**GIVEN TASK:** Where does the string "JSON" appear in the records? Copy every line that contains it.

[Figure collection entries]

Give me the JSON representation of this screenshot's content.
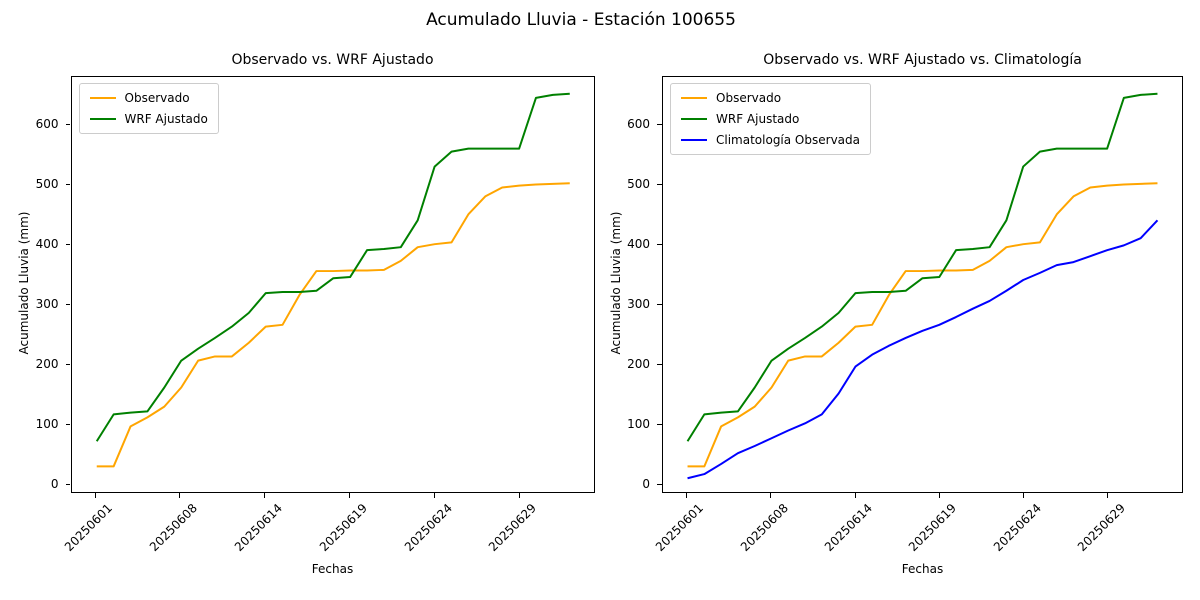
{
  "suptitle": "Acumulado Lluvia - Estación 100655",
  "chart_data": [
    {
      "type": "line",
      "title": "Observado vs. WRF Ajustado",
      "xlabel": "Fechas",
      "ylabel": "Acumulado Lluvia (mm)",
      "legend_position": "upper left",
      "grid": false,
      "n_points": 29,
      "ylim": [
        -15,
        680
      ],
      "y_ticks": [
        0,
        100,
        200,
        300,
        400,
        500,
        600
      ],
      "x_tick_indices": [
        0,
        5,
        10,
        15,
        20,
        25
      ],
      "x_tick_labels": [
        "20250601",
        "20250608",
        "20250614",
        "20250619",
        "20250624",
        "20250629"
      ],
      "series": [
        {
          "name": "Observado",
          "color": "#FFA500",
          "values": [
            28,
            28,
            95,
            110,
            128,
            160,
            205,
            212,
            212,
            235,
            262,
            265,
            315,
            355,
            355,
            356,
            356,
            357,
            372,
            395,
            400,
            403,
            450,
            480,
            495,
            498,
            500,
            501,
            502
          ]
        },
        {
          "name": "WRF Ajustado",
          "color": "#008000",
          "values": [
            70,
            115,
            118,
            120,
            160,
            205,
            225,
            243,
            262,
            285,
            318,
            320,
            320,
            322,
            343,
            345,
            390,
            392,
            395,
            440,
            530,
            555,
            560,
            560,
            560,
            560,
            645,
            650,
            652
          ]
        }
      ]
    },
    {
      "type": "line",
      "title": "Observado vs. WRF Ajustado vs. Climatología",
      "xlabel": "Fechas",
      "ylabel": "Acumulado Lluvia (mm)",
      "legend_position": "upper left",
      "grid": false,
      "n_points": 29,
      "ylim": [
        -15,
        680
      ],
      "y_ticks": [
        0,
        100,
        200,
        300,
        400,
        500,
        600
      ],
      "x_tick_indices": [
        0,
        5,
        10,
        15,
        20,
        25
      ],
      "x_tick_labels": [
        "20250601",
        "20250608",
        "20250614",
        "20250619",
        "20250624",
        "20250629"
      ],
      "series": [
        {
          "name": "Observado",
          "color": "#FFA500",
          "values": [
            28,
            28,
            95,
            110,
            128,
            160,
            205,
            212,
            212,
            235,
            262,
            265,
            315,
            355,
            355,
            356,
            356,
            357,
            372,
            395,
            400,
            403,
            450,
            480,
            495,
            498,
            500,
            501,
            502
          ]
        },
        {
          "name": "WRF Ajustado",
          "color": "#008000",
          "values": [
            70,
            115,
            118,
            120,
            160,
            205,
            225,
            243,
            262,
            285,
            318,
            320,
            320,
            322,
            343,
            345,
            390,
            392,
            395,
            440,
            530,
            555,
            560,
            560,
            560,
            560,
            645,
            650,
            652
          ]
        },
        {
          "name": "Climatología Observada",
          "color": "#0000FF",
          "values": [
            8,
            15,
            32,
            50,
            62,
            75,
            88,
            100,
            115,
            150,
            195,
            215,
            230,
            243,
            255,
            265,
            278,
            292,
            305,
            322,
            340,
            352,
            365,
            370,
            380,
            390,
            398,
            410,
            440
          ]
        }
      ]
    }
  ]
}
...
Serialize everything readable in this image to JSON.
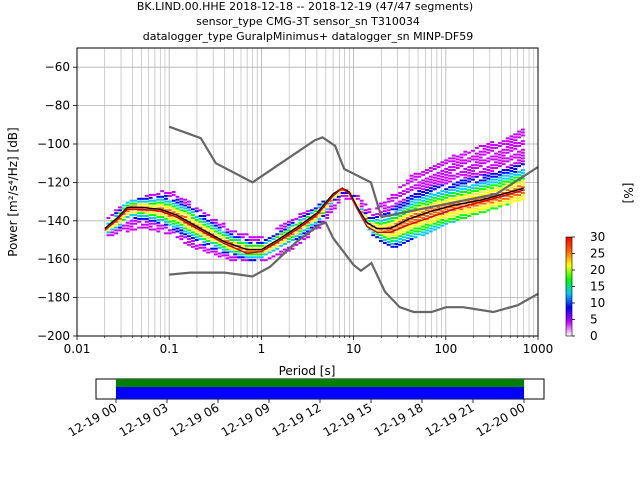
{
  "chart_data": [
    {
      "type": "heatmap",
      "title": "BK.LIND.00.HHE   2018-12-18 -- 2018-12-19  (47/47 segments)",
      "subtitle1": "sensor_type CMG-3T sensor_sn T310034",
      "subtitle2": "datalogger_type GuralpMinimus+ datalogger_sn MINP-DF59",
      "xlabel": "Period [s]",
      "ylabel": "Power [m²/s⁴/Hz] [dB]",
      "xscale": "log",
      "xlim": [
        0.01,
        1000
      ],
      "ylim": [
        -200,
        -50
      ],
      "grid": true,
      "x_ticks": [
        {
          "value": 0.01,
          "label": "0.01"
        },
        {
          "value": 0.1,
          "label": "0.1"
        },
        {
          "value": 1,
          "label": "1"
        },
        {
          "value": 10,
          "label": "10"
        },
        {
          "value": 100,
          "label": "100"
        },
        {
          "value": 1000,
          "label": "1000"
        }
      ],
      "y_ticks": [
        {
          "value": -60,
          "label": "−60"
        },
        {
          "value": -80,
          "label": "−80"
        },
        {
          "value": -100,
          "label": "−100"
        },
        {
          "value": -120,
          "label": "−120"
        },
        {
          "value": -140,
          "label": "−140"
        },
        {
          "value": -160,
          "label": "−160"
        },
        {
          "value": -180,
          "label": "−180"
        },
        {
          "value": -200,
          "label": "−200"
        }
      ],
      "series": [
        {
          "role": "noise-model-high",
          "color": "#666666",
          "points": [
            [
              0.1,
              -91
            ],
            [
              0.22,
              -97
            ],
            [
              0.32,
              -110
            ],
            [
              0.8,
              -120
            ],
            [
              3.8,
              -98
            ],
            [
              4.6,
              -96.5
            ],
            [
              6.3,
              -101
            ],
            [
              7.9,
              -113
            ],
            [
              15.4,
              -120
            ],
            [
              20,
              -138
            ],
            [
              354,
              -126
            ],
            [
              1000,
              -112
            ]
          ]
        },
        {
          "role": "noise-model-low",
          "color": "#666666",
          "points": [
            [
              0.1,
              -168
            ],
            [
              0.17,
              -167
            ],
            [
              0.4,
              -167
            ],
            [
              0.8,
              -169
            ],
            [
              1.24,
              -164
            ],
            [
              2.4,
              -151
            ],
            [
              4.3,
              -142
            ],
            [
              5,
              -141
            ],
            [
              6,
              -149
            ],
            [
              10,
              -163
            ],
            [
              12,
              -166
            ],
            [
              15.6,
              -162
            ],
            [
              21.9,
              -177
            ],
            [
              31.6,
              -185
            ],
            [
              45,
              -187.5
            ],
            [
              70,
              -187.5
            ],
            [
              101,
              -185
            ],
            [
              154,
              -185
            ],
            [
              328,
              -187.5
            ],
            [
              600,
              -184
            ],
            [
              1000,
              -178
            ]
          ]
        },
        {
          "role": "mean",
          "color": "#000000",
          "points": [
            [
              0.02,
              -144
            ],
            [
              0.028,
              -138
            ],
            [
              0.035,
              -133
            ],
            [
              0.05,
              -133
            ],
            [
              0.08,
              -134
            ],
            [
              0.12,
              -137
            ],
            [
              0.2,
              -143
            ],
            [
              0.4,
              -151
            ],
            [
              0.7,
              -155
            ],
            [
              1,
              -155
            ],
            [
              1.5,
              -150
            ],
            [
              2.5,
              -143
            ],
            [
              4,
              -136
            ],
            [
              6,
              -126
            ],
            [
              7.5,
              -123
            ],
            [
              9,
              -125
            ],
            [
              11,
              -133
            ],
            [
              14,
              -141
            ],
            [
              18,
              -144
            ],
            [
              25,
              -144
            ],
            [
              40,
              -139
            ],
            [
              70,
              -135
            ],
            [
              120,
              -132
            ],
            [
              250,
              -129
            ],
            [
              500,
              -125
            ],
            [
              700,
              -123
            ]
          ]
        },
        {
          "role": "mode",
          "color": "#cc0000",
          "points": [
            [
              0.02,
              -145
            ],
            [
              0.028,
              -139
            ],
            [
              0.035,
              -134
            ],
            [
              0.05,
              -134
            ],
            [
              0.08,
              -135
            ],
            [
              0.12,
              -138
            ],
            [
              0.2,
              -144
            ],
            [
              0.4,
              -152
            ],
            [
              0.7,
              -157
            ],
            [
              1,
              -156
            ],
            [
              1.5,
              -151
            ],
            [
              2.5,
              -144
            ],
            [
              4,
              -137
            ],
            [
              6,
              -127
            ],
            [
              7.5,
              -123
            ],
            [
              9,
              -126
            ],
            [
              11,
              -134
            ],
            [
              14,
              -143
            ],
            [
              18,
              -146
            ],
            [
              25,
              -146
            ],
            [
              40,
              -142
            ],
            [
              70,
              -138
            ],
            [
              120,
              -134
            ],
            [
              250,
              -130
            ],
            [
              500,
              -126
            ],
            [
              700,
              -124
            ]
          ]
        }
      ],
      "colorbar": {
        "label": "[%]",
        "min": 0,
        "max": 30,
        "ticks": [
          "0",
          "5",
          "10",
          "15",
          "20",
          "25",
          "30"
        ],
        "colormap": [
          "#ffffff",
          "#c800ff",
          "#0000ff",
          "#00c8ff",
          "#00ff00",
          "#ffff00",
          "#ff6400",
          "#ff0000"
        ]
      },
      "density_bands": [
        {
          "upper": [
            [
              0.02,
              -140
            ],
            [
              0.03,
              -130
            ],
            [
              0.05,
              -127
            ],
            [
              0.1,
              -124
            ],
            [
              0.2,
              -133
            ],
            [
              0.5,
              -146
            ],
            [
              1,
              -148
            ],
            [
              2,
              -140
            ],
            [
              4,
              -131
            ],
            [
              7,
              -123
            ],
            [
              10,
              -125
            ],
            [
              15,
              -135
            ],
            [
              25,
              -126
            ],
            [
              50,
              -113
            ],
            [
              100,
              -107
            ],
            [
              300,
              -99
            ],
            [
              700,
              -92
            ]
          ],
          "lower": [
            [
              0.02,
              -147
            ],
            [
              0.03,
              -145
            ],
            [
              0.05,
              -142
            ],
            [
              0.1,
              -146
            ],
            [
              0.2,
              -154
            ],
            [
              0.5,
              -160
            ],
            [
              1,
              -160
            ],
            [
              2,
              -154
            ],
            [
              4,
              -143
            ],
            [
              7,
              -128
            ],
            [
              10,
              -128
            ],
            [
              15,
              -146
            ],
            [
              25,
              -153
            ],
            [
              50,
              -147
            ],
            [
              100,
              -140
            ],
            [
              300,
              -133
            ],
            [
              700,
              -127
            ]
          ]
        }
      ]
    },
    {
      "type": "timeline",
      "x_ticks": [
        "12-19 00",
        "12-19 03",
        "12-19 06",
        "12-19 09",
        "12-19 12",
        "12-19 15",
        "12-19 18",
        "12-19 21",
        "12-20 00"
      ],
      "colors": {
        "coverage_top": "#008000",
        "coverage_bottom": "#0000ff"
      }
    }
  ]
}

**SOLUTION:**
Give me the JSON representation of this screenshot's content.
Serialize everything readable in this image to JSON.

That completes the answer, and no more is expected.